TASKS FOR THIS EXERCISE>
a. Reproduce the passage of the asbestos testing article that starts at the words "Dr Andreas Georgiou, of" and ends after the words "them, he said.".
b. According to the asbestos testing article, why will the miners' family members be tested along with the miners? Answer in one to three sentences.

QUOTED PASSAGE>

Government to run asbestos tests on former miners

THE GOVERNMENT will on Monday begin testing asbestos miners and their families for a form of cancer caused by exposure to asbestos fibres suspended in the air, according to Parliamentary testimony yesterday and a Health Ministry physician.

Akel Deputy Yiannakis Thoma tabled the issue yesterday in the House Labour Committee, noting that in 1980, 1,400 asbestos workers had been examined and nothing suspicious found.

"From 1980, of the 1,400 miners who were examined then and nothing found, dozens have died from asbestos-related disease," Thoma said, including his uncle Stelios Thoma.

Thoma said tests on his uncle showed he had pure asbestos fibres in his lungs. He said his uncle never worked anywhere else except the Amiantos asbestos mine, so his fatal asbestosis could not have come from anywhere else.

Also dead of asbestosis was PEO trade union official Stelios Kyprianou, of Pelendri, who only visited miners and inspected mine conditions, Thoma said, adding: "I personally know five individuals (from the mine) whose disease is at an advanced stage."

Dr Andreas Georgiou, of the Health Ministry’s public health service, confirmed that "starting on Monday we… will start testing for cancer of the lungs" among asbestos mine workers and their families.

"We are going to look at those who were exposed to asbestos in previous years to see if the mine’s suspended (asbestos) particles in the air have had any harmful effect" on them, he said.

"The trade unions demanded this," he said, adding he had testified concerning the testing yesterday before the House Labour and Social Insurance Committee.

Georgiou said there were 30 villages near the now-defunct Amiantos Mine, the island’s sole asbestos mine; miners would be tested, as would members of their families, since the miners could have brought asbestos fibres home in their clothing.

He said he had "written to the heads of the (30) villages, and 470 people responded," agreeing to be tested at Kyperounda Hospital for the deadly pneumoconiosis asbestosis. Sadly, he said, "I did a study in 1980… and 1,460 persons responded." Many of them have since died.

Georgiou noted a three-and-a-half-year-old change in Cyprus law – removing occupational health jurisdiction from the Health to the Labour Ministry – opened Cyprus to the prospect of huge lawsuits for asbestosis and other work-related illnesses, especially the closer Cyprus gets to EU membership.

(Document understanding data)
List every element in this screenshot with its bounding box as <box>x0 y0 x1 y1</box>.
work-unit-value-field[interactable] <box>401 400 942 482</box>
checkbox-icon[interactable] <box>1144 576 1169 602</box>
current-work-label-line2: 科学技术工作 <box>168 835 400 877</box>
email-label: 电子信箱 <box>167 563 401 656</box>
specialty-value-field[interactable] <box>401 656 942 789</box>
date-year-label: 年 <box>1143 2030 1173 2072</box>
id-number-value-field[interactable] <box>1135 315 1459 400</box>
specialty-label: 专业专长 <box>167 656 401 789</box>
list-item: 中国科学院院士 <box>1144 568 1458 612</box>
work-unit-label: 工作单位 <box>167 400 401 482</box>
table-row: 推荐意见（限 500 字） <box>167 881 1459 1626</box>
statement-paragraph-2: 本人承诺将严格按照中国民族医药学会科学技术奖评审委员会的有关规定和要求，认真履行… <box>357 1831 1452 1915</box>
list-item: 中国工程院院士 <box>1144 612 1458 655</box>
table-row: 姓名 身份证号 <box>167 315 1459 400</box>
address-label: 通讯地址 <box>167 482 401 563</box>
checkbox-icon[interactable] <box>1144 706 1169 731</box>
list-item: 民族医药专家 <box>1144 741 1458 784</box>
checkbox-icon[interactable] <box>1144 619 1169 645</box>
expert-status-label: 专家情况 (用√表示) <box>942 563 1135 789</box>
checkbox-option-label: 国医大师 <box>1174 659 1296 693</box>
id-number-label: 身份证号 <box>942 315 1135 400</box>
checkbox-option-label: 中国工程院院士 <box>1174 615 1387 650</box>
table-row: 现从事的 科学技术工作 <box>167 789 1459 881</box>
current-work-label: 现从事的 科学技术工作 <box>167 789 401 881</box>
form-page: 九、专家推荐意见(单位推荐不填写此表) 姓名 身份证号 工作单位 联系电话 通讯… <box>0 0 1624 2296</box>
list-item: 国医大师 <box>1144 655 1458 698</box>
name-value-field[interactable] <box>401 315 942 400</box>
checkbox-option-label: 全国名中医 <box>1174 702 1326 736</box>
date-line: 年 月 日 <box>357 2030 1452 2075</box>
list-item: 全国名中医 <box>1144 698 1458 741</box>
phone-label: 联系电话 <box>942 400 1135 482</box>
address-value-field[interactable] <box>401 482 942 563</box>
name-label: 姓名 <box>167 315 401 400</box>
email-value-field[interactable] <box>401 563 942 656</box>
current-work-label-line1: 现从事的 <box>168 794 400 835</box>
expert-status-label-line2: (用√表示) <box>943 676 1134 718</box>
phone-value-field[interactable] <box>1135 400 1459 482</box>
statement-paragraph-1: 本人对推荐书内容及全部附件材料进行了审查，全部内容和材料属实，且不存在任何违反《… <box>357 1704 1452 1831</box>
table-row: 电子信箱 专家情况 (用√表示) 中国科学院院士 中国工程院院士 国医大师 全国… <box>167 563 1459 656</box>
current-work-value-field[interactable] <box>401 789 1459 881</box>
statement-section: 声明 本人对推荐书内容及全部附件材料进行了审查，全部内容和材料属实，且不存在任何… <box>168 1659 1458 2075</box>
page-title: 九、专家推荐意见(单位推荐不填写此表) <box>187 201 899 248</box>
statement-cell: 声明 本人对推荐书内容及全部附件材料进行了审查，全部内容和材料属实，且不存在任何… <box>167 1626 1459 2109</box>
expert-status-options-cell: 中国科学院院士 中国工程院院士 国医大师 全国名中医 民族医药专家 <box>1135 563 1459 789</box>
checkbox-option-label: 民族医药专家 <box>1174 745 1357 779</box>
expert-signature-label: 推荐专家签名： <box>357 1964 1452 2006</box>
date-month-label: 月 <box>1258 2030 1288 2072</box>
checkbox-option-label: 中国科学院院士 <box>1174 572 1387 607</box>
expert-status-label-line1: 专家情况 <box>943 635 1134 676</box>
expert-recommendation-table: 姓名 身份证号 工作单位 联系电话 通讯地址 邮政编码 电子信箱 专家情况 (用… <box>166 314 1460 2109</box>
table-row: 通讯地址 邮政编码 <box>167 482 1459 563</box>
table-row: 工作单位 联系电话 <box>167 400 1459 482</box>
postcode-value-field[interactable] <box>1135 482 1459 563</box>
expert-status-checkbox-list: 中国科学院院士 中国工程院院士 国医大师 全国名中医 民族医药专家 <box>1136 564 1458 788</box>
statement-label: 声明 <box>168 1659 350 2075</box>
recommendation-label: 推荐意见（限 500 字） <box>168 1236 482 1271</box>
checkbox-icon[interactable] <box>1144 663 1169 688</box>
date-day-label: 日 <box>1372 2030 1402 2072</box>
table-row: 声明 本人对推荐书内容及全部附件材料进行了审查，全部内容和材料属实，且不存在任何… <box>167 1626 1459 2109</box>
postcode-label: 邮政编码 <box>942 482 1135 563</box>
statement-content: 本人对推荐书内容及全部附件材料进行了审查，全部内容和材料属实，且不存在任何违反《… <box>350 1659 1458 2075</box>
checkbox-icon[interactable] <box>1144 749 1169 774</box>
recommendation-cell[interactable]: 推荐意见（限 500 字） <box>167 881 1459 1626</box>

SOLUTIONS TO THE EXERCISE>
a.
Dr Andreas Georgiou, of the Health Ministry’s public health service, confirmed that "starting on Monday we… will start testing for cancer of the lungs" among asbestos mine workers and their families.

"We are going to look at those who were exposed to asbestos in previous years to see if the mine’s suspended (asbestos) particles in the air have had any harmful effect" on them, he said.

b. The miners' family members will be tested because the miners could have brought asbestos fibres home in their clothing.